**What you are asked to do**
Omit the images. Copy each entry word for word.

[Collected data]
※ ※ ※
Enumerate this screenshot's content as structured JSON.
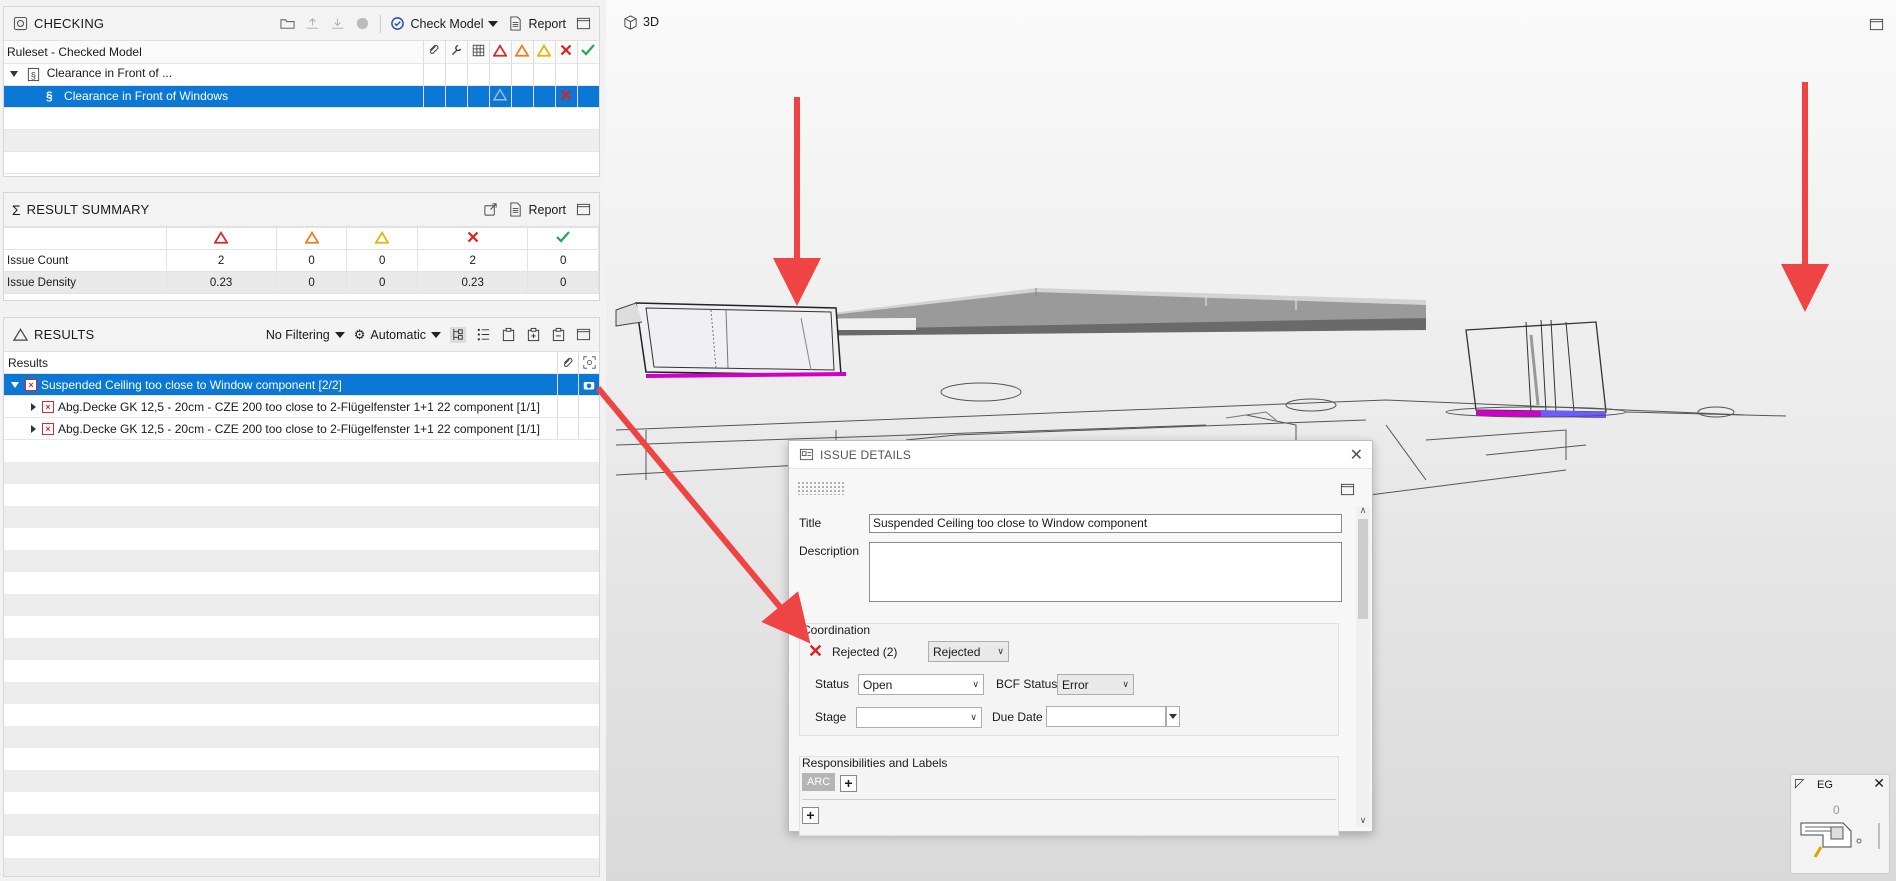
{
  "colors": {
    "accent": "#0a78d4",
    "critical": "#d42a2a",
    "major": "#f07c1c",
    "minor": "#e8b400",
    "rejected": "#e01f1f",
    "approved": "#23a84d",
    "magenta": "#d000c8",
    "annotation_arrow": "#ef4444"
  },
  "checking": {
    "title": "CHECKING",
    "check_model_label": "Check Model",
    "report_label": "Report",
    "column_header": "Ruleset - Checked Model",
    "rows": [
      {
        "label": "Clearance in Front of ...",
        "icons": [
          "expand-down",
          "ruleset-icon"
        ]
      },
      {
        "label": "Clearance in Front of Windows",
        "icons": [
          "rule-icon"
        ],
        "flags": [
          "minor-outline",
          "rejected"
        ]
      }
    ]
  },
  "summary": {
    "title": "RESULT SUMMARY",
    "report_label": "Report",
    "rows": [
      {
        "label": "Issue Count",
        "values": [
          "2",
          "0",
          "0",
          "2",
          "0"
        ]
      },
      {
        "label": "Issue Density",
        "values": [
          "0.23",
          "0",
          "0",
          "0.23",
          "0"
        ]
      }
    ]
  },
  "results": {
    "title": "RESULTS",
    "filter_label": "No Filtering",
    "mode_label": "Automatic",
    "column_header": "Results",
    "rows": [
      {
        "label": "Suspended Ceiling too close to Window component [2/2]",
        "selected": true
      },
      {
        "label": "Abg.Decke GK 12,5 - 20cm - CZE 200 too close to 2-Flügelfenster 1+1 22 component [1/1]"
      },
      {
        "label": "Abg.Decke GK 12,5 - 20cm - CZE 200 too close to 2-Flügelfenster 1+1 22 component [1/1]"
      }
    ]
  },
  "view": {
    "title": "3D"
  },
  "issue": {
    "dialog_title": "ISSUE DETAILS",
    "title_label": "Title",
    "title_value": "Suspended Ceiling too close to Window component",
    "description_label": "Description",
    "description_value": "",
    "coordination_label": "Coordination",
    "rejected_text": "Rejected (2)",
    "rejected_select": "Rejected",
    "status_label": "Status",
    "status_value": "Open",
    "bcf_label": "BCF Status",
    "bcf_value": "Error",
    "stage_label": "Stage",
    "stage_value": "",
    "due_label": "Due Date",
    "due_value": "",
    "responsibilities_label": "Responsibilities and Labels",
    "chip_label": "ARC"
  },
  "minimap": {
    "level_label": "EG",
    "zero_label": "0"
  }
}
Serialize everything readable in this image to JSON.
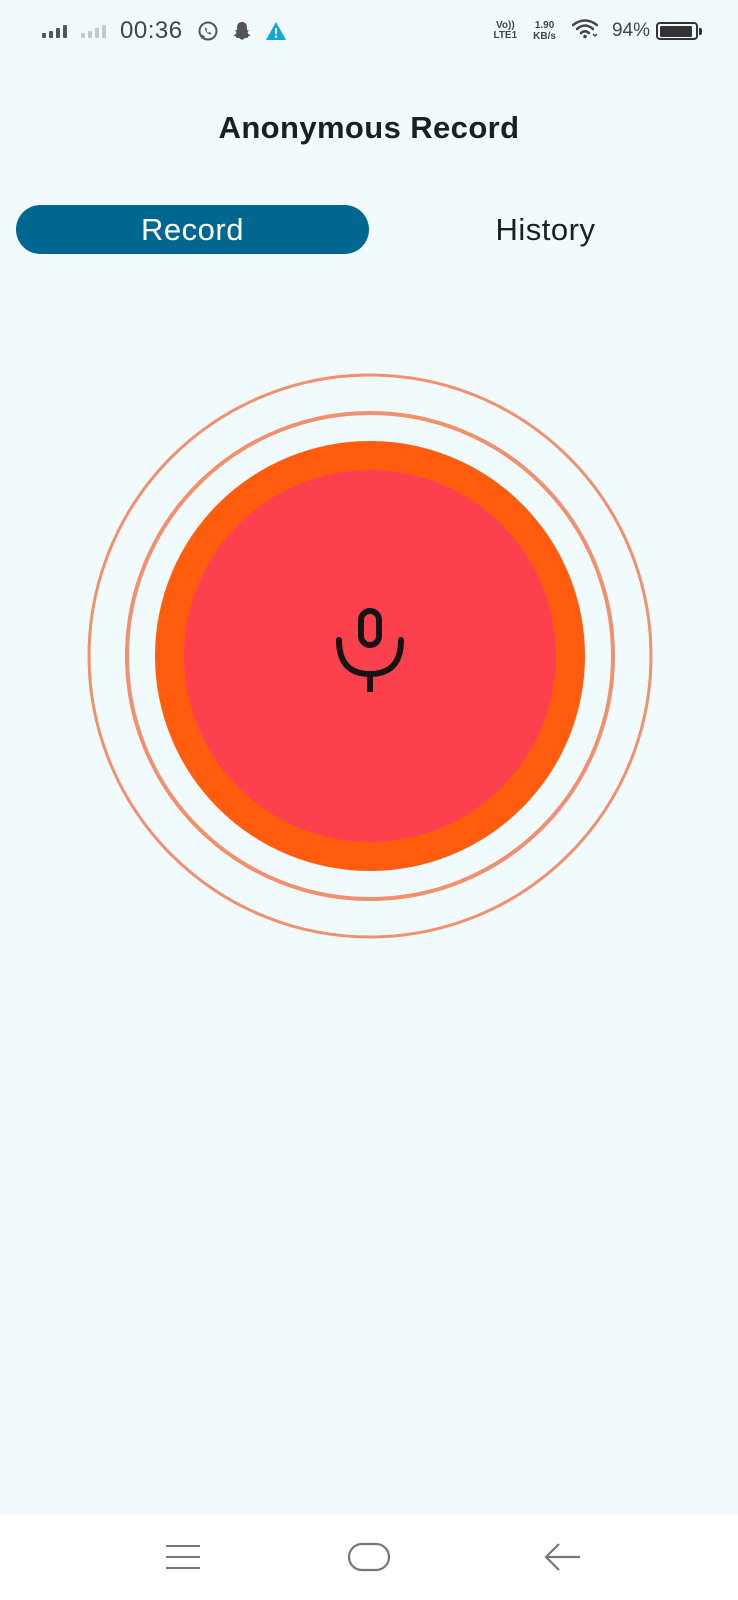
※ ※ ※
**Result below**
Enumerate this screenshot's content as structured JSON.
{
  "colors": {
    "accent": "#0a78d4",
    "critical": "#d42a2a",
    "major": "#f07c1c",
    "minor": "#e8b400",
    "rejected": "#e01f1f",
    "approved": "#23a84d",
    "magenta": "#d000c8",
    "annotation_arrow": "#ef4444"
  },
  "checking": {
    "title": "CHECKING",
    "check_model_label": "Check Model",
    "report_label": "Report",
    "column_header": "Ruleset - Checked Model",
    "rows": [
      {
        "label": "Clearance in Front of ...",
        "icons": [
          "expand-down",
          "ruleset-icon"
        ]
      },
      {
        "label": "Clearance in Front of Windows",
        "icons": [
          "rule-icon"
        ],
        "flags": [
          "minor-outline",
          "rejected"
        ]
      }
    ]
  },
  "summary": {
    "title": "RESULT SUMMARY",
    "report_label": "Report",
    "rows": [
      {
        "label": "Issue Count",
        "values": [
          "2",
          "0",
          "0",
          "2",
          "0"
        ]
      },
      {
        "label": "Issue Density",
        "values": [
          "0.23",
          "0",
          "0",
          "0.23",
          "0"
        ]
      }
    ]
  },
  "results": {
    "title": "RESULTS",
    "filter_label": "No Filtering",
    "mode_label": "Automatic",
    "column_header": "Results",
    "rows": [
      {
        "label": "Suspended Ceiling too close to Window component [2/2]",
        "selected": true
      },
      {
        "label": "Abg.Decke GK 12,5 - 20cm - CZE 200 too close to 2-Flügelfenster 1+1 22 component [1/1]"
      },
      {
        "label": "Abg.Decke GK 12,5 - 20cm - CZE 200 too close to 2-Flügelfenster 1+1 22 component [1/1]"
      }
    ]
  },
  "view": {
    "title": "3D"
  },
  "issue": {
    "dialog_title": "ISSUE DETAILS",
    "title_label": "Title",
    "title_value": "Suspended Ceiling too close to Window component",
    "description_label": "Description",
    "description_value": "",
    "coordination_label": "Coordination",
    "rejected_text": "Rejected (2)",
    "rejected_select": "Rejected",
    "status_label": "Status",
    "status_value": "Open",
    "bcf_label": "BCF Status",
    "bcf_value": "Error",
    "stage_label": "Stage",
    "stage_value": "",
    "due_label": "Due Date",
    "due_value": "",
    "responsibilities_label": "Responsibilities and Labels",
    "chip_label": "ARC"
  },
  "minimap": {
    "level_label": "EG",
    "zero_label": "0"
  }
}
Serialize everything readable in this image to JSON.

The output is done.